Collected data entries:

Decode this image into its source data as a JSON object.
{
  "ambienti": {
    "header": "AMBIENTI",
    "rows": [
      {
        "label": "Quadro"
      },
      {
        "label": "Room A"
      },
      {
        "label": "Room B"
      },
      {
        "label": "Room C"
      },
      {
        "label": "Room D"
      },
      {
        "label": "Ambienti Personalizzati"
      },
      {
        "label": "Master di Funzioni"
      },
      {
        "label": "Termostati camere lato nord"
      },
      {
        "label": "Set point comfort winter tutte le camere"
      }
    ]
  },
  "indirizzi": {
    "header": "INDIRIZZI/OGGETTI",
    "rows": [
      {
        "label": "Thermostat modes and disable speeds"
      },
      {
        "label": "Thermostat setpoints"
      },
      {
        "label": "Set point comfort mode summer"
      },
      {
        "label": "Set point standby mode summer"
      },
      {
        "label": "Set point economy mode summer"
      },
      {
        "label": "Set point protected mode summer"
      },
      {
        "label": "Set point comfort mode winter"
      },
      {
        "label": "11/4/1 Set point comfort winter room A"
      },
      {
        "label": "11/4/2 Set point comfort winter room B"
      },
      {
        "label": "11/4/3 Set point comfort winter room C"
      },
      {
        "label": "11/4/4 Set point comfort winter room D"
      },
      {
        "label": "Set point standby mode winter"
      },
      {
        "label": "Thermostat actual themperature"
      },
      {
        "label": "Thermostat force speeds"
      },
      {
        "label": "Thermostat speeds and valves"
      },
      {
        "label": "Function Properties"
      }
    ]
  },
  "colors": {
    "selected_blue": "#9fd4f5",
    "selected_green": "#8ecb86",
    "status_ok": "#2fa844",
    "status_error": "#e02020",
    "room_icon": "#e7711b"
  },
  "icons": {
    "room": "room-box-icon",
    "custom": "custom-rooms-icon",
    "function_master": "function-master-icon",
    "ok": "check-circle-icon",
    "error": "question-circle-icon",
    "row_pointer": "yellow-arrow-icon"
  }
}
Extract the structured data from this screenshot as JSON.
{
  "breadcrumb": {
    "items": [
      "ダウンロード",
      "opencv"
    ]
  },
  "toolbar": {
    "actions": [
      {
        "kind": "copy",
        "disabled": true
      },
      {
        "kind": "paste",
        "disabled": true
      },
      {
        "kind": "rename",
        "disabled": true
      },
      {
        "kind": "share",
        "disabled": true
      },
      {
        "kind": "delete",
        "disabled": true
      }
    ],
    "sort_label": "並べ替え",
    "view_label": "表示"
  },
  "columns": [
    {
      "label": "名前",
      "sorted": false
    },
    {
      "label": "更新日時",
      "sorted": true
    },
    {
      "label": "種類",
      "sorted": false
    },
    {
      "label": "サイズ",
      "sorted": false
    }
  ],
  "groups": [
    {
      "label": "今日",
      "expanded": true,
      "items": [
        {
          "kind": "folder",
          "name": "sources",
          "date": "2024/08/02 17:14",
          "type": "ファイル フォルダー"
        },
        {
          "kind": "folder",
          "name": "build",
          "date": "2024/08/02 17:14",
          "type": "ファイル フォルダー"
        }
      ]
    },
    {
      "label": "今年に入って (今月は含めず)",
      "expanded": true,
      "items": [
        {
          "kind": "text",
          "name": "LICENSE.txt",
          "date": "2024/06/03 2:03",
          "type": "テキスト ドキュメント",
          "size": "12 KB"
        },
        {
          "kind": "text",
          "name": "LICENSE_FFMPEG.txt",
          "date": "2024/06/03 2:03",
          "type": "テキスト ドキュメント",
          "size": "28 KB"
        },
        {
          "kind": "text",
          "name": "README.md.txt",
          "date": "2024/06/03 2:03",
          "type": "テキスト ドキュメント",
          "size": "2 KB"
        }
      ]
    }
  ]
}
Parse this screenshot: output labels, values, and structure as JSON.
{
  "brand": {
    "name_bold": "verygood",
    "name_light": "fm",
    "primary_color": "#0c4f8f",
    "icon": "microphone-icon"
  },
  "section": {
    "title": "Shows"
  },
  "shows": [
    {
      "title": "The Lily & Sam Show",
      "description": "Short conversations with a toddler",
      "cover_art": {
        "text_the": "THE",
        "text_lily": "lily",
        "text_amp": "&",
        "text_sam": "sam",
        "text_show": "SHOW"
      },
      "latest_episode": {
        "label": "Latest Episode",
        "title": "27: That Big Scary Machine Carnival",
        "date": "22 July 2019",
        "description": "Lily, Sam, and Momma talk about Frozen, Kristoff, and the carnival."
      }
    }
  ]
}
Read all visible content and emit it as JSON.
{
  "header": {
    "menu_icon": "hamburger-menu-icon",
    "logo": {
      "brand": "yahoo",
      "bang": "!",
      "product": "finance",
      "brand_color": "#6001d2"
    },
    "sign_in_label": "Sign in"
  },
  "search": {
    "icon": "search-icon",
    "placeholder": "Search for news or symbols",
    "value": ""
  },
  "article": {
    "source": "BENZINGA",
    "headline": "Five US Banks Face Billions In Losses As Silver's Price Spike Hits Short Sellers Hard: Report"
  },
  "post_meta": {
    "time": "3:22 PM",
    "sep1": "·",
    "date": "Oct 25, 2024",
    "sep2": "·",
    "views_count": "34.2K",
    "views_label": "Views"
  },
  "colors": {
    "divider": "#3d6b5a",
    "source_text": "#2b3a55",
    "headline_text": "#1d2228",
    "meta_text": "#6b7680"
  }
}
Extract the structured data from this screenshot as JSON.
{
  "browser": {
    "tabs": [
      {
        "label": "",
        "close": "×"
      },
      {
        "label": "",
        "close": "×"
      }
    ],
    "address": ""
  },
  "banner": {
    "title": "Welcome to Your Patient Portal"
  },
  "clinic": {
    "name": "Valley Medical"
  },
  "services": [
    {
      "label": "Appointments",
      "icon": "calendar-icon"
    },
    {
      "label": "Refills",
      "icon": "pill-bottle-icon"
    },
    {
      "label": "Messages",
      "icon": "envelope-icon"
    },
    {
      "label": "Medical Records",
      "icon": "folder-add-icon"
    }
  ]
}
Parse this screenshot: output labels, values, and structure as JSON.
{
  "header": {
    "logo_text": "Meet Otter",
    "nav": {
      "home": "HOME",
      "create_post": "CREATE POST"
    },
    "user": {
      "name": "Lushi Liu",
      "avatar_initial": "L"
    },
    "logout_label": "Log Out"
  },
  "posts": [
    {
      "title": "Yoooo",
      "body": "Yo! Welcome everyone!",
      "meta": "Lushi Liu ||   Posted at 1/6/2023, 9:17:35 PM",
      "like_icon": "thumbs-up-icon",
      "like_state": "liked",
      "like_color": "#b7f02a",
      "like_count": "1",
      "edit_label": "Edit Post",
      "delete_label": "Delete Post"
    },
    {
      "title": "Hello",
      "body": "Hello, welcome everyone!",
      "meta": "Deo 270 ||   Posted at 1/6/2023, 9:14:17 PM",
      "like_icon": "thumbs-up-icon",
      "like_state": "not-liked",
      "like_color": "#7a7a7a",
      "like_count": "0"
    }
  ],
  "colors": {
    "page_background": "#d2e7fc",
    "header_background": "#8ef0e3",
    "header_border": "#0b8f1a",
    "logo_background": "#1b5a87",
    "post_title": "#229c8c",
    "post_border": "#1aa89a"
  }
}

**WORK REQUIRED**
Please reproduce all of the entries exactly as they stand.

**ANSWER TO THIS TASK**
Decode this image into its source data as a JSON object.
{
  "ambienti": {
    "header": "AMBIENTI",
    "rows": [
      {
        "label": "Quadro"
      },
      {
        "label": "Room A"
      },
      {
        "label": "Room B"
      },
      {
        "label": "Room C"
      },
      {
        "label": "Room D"
      },
      {
        "label": "Ambienti Personalizzati"
      },
      {
        "label": "Master di Funzioni"
      },
      {
        "label": "Termostati camere lato nord"
      },
      {
        "label": "Set point comfort winter tutte le camere"
      }
    ]
  },
  "indirizzi": {
    "header": "INDIRIZZI/OGGETTI",
    "rows": [
      {
        "label": "Thermostat modes and disable speeds"
      },
      {
        "label": "Thermostat setpoints"
      },
      {
        "label": "Set point comfort mode summer"
      },
      {
        "label": "Set point standby mode summer"
      },
      {
        "label": "Set point economy mode summer"
      },
      {
        "label": "Set point protected mode summer"
      },
      {
        "label": "Set point comfort mode winter"
      },
      {
        "label": "11/4/1 Set point comfort winter room A"
      },
      {
        "label": "11/4/2 Set point comfort winter room B"
      },
      {
        "label": "11/4/3 Set point comfort winter room C"
      },
      {
        "label": "11/4/4 Set point comfort winter room D"
      },
      {
        "label": "Set point standby mode winter"
      },
      {
        "label": "Thermostat actual themperature"
      },
      {
        "label": "Thermostat force speeds"
      },
      {
        "label": "Thermostat speeds and valves"
      },
      {
        "label": "Function Properties"
      }
    ]
  },
  "colors": {
    "selected_blue": "#9fd4f5",
    "selected_green": "#8ecb86",
    "status_ok": "#2fa844",
    "status_error": "#e02020",
    "room_icon": "#e7711b"
  },
  "icons": {
    "room": "room-box-icon",
    "custom": "custom-rooms-icon",
    "function_master": "function-master-icon",
    "ok": "check-circle-icon",
    "error": "question-circle-icon",
    "row_pointer": "yellow-arrow-icon"
  }
}
Extract the structured data from this screenshot as JSON.
{
  "breadcrumb": {
    "items": [
      "ダウンロード",
      "opencv"
    ]
  },
  "toolbar": {
    "actions": [
      {
        "kind": "copy",
        "disabled": true
      },
      {
        "kind": "paste",
        "disabled": true
      },
      {
        "kind": "rename",
        "disabled": true
      },
      {
        "kind": "share",
        "disabled": true
      },
      {
        "kind": "delete",
        "disabled": true
      }
    ],
    "sort_label": "並べ替え",
    "view_label": "表示"
  },
  "columns": [
    {
      "label": "名前",
      "sorted": false
    },
    {
      "label": "更新日時",
      "sorted": true
    },
    {
      "label": "種類",
      "sorted": false
    },
    {
      "label": "サイズ",
      "sorted": false
    }
  ],
  "groups": [
    {
      "label": "今日",
      "expanded": true,
      "items": [
        {
          "kind": "folder",
          "name": "sources",
          "date": "2024/08/02 17:14",
          "type": "ファイル フォルダー"
        },
        {
          "kind": "folder",
          "name": "build",
          "date": "2024/08/02 17:14",
          "type": "ファイル フォルダー"
        }
      ]
    },
    {
      "label": "今年に入って (今月は含めず)",
      "expanded": true,
      "items": [
        {
          "kind": "text",
          "name": "LICENSE.txt",
          "date": "2024/06/03 2:03",
          "type": "テキスト ドキュメント",
          "size": "12 KB"
        },
        {
          "kind": "text",
          "name": "LICENSE_FFMPEG.txt",
          "date": "2024/06/03 2:03",
          "type": "テキスト ドキュメント",
          "size": "28 KB"
        },
        {
          "kind": "text",
          "name": "README.md.txt",
          "date": "2024/06/03 2:03",
          "type": "テキスト ドキュメント",
          "size": "2 KB"
        }
      ]
    }
  ]
}
Parse this screenshot: output labels, values, and structure as JSON.
{
  "brand": {
    "name_bold": "verygood",
    "name_light": "fm",
    "primary_color": "#0c4f8f",
    "icon": "microphone-icon"
  },
  "section": {
    "title": "Shows"
  },
  "shows": [
    {
      "title": "The Lily & Sam Show",
      "description": "Short conversations with a toddler",
      "cover_art": {
        "text_the": "THE",
        "text_lily": "lily",
        "text_amp": "&",
        "text_sam": "sam",
        "text_show": "SHOW"
      },
      "latest_episode": {
        "label": "Latest Episode",
        "title": "27: That Big Scary Machine Carnival",
        "date": "22 July 2019",
        "description": "Lily, Sam, and Momma talk about Frozen, Kristoff, and the carnival."
      }
    }
  ]
}
Read all visible content and emit it as JSON.
{
  "header": {
    "menu_icon": "hamburger-menu-icon",
    "logo": {
      "brand": "yahoo",
      "bang": "!",
      "product": "finance",
      "brand_color": "#6001d2"
    },
    "sign_in_label": "Sign in"
  },
  "search": {
    "icon": "search-icon",
    "placeholder": "Search for news or symbols",
    "value": ""
  },
  "article": {
    "source": "BENZINGA",
    "headline": "Five US Banks Face Billions In Losses As Silver's Price Spike Hits Short Sellers Hard: Report"
  },
  "post_meta": {
    "time": "3:22 PM",
    "sep1": "·",
    "date": "Oct 25, 2024",
    "sep2": "·",
    "views_count": "34.2K",
    "views_label": "Views"
  },
  "colors": {
    "divider": "#3d6b5a",
    "source_text": "#2b3a55",
    "headline_text": "#1d2228",
    "meta_text": "#6b7680"
  }
}
Extract the structured data from this screenshot as JSON.
{
  "browser": {
    "tabs": [
      {
        "label": "",
        "close": "×"
      },
      {
        "label": "",
        "close": "×"
      }
    ],
    "address": ""
  },
  "banner": {
    "title": "Welcome to Your Patient Portal"
  },
  "clinic": {
    "name": "Valley Medical"
  },
  "services": [
    {
      "label": "Appointments",
      "icon": "calendar-icon"
    },
    {
      "label": "Refills",
      "icon": "pill-bottle-icon"
    },
    {
      "label": "Messages",
      "icon": "envelope-icon"
    },
    {
      "label": "Medical Records",
      "icon": "folder-add-icon"
    }
  ]
}
Parse this screenshot: output labels, values, and structure as JSON.
{
  "header": {
    "logo_text": "Meet Otter",
    "nav": {
      "home": "HOME",
      "create_post": "CREATE POST"
    },
    "user": {
      "name": "Lushi Liu",
      "avatar_initial": "L"
    },
    "logout_label": "Log Out"
  },
  "posts": [
    {
      "title": "Yoooo",
      "body": "Yo! Welcome everyone!",
      "meta": "Lushi Liu ||   Posted at 1/6/2023, 9:17:35 PM",
      "like_icon": "thumbs-up-icon",
      "like_state": "liked",
      "like_color": "#b7f02a",
      "like_count": "1",
      "edit_label": "Edit Post",
      "delete_label": "Delete Post"
    },
    {
      "title": "Hello",
      "body": "Hello, welcome everyone!",
      "meta": "Deo 270 ||   Posted at 1/6/2023, 9:14:17 PM",
      "like_icon": "thumbs-up-icon",
      "like_state": "not-liked",
      "like_color": "#7a7a7a",
      "like_count": "0"
    }
  ],
  "colors": {
    "page_background": "#d2e7fc",
    "header_background": "#8ef0e3",
    "header_border": "#0b8f1a",
    "logo_background": "#1b5a87",
    "post_title": "#229c8c",
    "post_border": "#1aa89a"
  }
}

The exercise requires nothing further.